(Given data):

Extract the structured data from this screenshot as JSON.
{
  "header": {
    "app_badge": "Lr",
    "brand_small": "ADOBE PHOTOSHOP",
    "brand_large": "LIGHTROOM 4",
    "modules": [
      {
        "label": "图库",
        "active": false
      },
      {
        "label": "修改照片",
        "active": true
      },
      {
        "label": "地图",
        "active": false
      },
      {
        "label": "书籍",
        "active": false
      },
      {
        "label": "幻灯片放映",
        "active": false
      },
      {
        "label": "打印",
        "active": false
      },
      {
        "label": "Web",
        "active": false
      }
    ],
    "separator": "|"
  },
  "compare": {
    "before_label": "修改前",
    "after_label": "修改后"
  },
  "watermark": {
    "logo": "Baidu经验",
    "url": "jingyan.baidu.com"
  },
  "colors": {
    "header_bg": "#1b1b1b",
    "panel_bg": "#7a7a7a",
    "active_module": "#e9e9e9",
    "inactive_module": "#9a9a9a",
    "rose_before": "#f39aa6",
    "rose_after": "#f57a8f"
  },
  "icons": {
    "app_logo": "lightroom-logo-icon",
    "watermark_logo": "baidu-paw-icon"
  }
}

(Task prompt): Working from the material above, retype it in its entirety without change.

(Answer to this problem):
Extract the structured data from this screenshot as JSON.
{
  "header": {
    "app_badge": "Lr",
    "brand_small": "ADOBE PHOTOSHOP",
    "brand_large": "LIGHTROOM 4",
    "modules": [
      {
        "label": "图库",
        "active": false
      },
      {
        "label": "修改照片",
        "active": true
      },
      {
        "label": "地图",
        "active": false
      },
      {
        "label": "书籍",
        "active": false
      },
      {
        "label": "幻灯片放映",
        "active": false
      },
      {
        "label": "打印",
        "active": false
      },
      {
        "label": "Web",
        "active": false
      }
    ],
    "separator": "|"
  },
  "compare": {
    "before_label": "修改前",
    "after_label": "修改后"
  },
  "watermark": {
    "logo": "Baidu经验",
    "url": "jingyan.baidu.com"
  },
  "colors": {
    "header_bg": "#1b1b1b",
    "panel_bg": "#7a7a7a",
    "active_module": "#e9e9e9",
    "inactive_module": "#9a9a9a",
    "rose_before": "#f39aa6",
    "rose_after": "#f57a8f"
  },
  "icons": {
    "app_logo": "lightroom-logo-icon",
    "watermark_logo": "baidu-paw-icon"
  }
}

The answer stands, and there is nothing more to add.